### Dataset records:
● ● ● ●

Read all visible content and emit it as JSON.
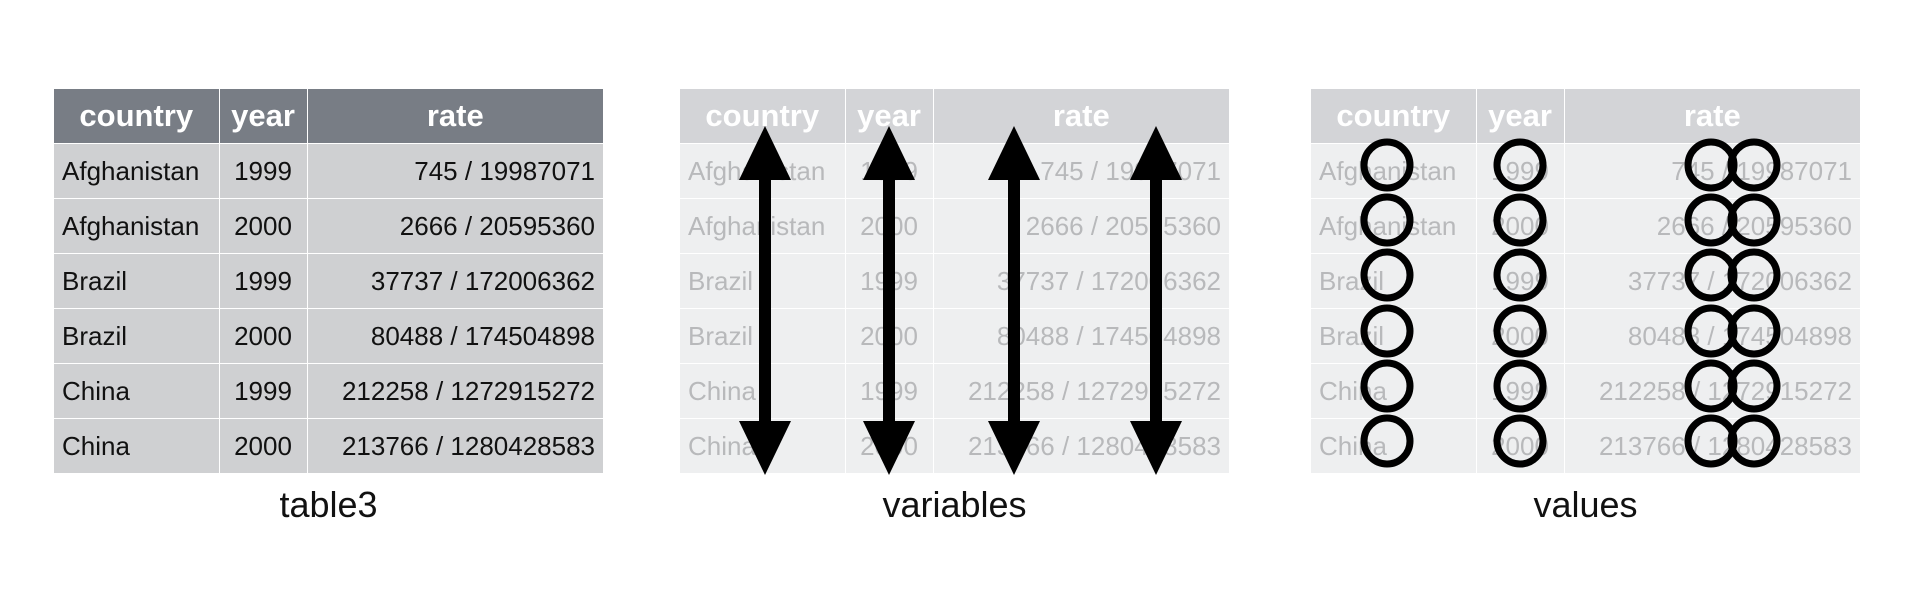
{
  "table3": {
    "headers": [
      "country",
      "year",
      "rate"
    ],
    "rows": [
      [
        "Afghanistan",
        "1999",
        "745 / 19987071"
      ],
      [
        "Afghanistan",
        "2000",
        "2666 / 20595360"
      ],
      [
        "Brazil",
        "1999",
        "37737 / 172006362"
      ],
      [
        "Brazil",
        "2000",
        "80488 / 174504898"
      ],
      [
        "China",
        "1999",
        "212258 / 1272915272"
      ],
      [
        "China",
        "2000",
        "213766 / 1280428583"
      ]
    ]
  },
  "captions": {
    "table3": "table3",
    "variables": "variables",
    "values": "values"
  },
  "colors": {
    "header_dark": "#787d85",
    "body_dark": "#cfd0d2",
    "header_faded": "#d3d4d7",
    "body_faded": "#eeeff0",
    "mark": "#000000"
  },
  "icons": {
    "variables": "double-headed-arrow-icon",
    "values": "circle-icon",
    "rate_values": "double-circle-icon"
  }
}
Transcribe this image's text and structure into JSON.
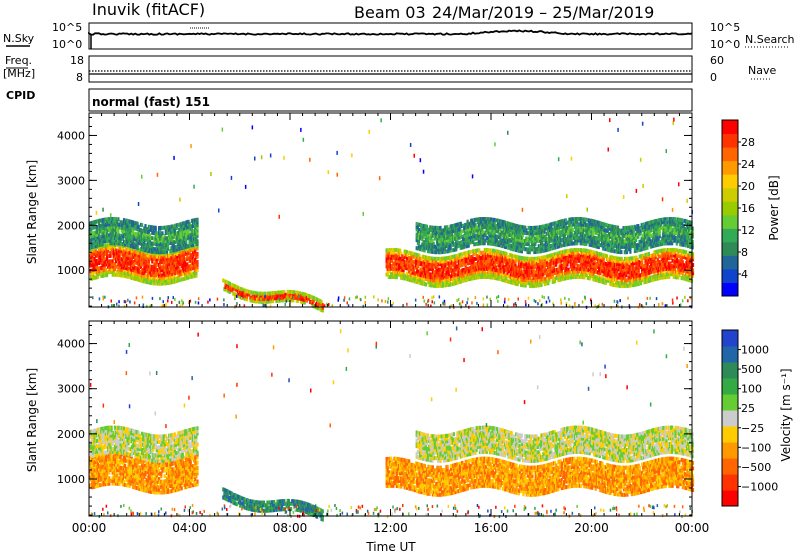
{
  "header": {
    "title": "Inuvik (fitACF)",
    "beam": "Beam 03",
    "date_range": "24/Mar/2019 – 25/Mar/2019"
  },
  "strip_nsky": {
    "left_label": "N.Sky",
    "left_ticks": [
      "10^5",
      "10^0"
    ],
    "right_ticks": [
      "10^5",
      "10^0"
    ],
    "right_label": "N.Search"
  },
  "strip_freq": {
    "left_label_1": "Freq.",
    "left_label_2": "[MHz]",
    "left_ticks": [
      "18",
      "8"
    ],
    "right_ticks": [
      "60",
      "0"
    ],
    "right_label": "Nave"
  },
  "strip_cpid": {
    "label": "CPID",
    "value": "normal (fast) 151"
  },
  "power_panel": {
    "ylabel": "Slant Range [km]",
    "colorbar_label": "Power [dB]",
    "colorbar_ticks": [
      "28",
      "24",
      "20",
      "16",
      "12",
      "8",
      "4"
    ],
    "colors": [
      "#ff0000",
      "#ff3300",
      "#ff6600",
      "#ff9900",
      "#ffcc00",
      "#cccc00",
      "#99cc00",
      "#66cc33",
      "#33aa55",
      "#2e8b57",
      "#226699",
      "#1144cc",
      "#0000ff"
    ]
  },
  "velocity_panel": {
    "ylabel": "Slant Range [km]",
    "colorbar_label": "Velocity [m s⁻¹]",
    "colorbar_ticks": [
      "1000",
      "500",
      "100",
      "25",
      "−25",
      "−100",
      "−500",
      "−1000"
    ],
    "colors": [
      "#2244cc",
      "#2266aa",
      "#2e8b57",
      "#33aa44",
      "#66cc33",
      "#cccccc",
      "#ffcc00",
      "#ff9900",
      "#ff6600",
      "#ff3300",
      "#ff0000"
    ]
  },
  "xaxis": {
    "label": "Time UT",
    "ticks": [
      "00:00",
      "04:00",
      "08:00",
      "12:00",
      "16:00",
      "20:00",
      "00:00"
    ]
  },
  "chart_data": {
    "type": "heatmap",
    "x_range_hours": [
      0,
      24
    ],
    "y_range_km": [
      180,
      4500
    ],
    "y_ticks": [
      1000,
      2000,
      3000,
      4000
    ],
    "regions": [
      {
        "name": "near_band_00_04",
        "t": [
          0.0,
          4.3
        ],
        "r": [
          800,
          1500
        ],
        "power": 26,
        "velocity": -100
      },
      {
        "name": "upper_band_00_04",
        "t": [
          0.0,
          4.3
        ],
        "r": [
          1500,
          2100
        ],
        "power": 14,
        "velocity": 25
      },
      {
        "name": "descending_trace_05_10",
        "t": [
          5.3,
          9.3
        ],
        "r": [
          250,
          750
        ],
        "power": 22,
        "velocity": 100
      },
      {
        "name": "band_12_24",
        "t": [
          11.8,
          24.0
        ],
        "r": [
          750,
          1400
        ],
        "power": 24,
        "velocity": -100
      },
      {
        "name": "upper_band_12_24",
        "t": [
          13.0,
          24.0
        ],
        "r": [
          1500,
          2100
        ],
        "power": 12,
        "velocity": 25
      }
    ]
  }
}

● ● ● ●

### Brief:
Repeat the listing in full and exactly. Leave any pictures out.

### Correct result:
Read all visible content and emit it as JSON.
{
  "table3": {
    "headers": [
      "country",
      "year",
      "rate"
    ],
    "rows": [
      [
        "Afghanistan",
        "1999",
        "745 / 19987071"
      ],
      [
        "Afghanistan",
        "2000",
        "2666 / 20595360"
      ],
      [
        "Brazil",
        "1999",
        "37737 / 172006362"
      ],
      [
        "Brazil",
        "2000",
        "80488 / 174504898"
      ],
      [
        "China",
        "1999",
        "212258 / 1272915272"
      ],
      [
        "China",
        "2000",
        "213766 / 1280428583"
      ]
    ]
  },
  "captions": {
    "table3": "table3",
    "variables": "variables",
    "values": "values"
  },
  "colors": {
    "header_dark": "#787d85",
    "body_dark": "#cfd0d2",
    "header_faded": "#d3d4d7",
    "body_faded": "#eeeff0",
    "mark": "#000000"
  },
  "icons": {
    "variables": "double-headed-arrow-icon",
    "values": "circle-icon",
    "rate_values": "double-circle-icon"
  }
}
Transcribe this image's text and structure into JSON.
{
  "header": {
    "title": "Inuvik (fitACF)",
    "beam": "Beam 03",
    "date_range": "24/Mar/2019 – 25/Mar/2019"
  },
  "strip_nsky": {
    "left_label": "N.Sky",
    "left_ticks": [
      "10^5",
      "10^0"
    ],
    "right_ticks": [
      "10^5",
      "10^0"
    ],
    "right_label": "N.Search"
  },
  "strip_freq": {
    "left_label_1": "Freq.",
    "left_label_2": "[MHz]",
    "left_ticks": [
      "18",
      "8"
    ],
    "right_ticks": [
      "60",
      "0"
    ],
    "right_label": "Nave"
  },
  "strip_cpid": {
    "label": "CPID",
    "value": "normal (fast) 151"
  },
  "power_panel": {
    "ylabel": "Slant Range [km]",
    "colorbar_label": "Power [dB]",
    "colorbar_ticks": [
      "28",
      "24",
      "20",
      "16",
      "12",
      "8",
      "4"
    ],
    "colors": [
      "#ff0000",
      "#ff3300",
      "#ff6600",
      "#ff9900",
      "#ffcc00",
      "#cccc00",
      "#99cc00",
      "#66cc33",
      "#33aa55",
      "#2e8b57",
      "#226699",
      "#1144cc",
      "#0000ff"
    ]
  },
  "velocity_panel": {
    "ylabel": "Slant Range [km]",
    "colorbar_label": "Velocity [m s⁻¹]",
    "colorbar_ticks": [
      "1000",
      "500",
      "100",
      "25",
      "−25",
      "−100",
      "−500",
      "−1000"
    ],
    "colors": [
      "#2244cc",
      "#2266aa",
      "#2e8b57",
      "#33aa44",
      "#66cc33",
      "#cccccc",
      "#ffcc00",
      "#ff9900",
      "#ff6600",
      "#ff3300",
      "#ff0000"
    ]
  },
  "xaxis": {
    "label": "Time UT",
    "ticks": [
      "00:00",
      "04:00",
      "08:00",
      "12:00",
      "16:00",
      "20:00",
      "00:00"
    ]
  },
  "chart_data": {
    "type": "heatmap",
    "x_range_hours": [
      0,
      24
    ],
    "y_range_km": [
      180,
      4500
    ],
    "y_ticks": [
      1000,
      2000,
      3000,
      4000
    ],
    "regions": [
      {
        "name": "near_band_00_04",
        "t": [
          0.0,
          4.3
        ],
        "r": [
          800,
          1500
        ],
        "power": 26,
        "velocity": -100
      },
      {
        "name": "upper_band_00_04",
        "t": [
          0.0,
          4.3
        ],
        "r": [
          1500,
          2100
        ],
        "power": 14,
        "velocity": 25
      },
      {
        "name": "descending_trace_05_10",
        "t": [
          5.3,
          9.3
        ],
        "r": [
          250,
          750
        ],
        "power": 22,
        "velocity": 100
      },
      {
        "name": "band_12_24",
        "t": [
          11.8,
          24.0
        ],
        "r": [
          750,
          1400
        ],
        "power": 24,
        "velocity": -100
      },
      {
        "name": "upper_band_12_24",
        "t": [
          13.0,
          24.0
        ],
        "r": [
          1500,
          2100
        ],
        "power": 12,
        "velocity": 25
      }
    ]
  }
}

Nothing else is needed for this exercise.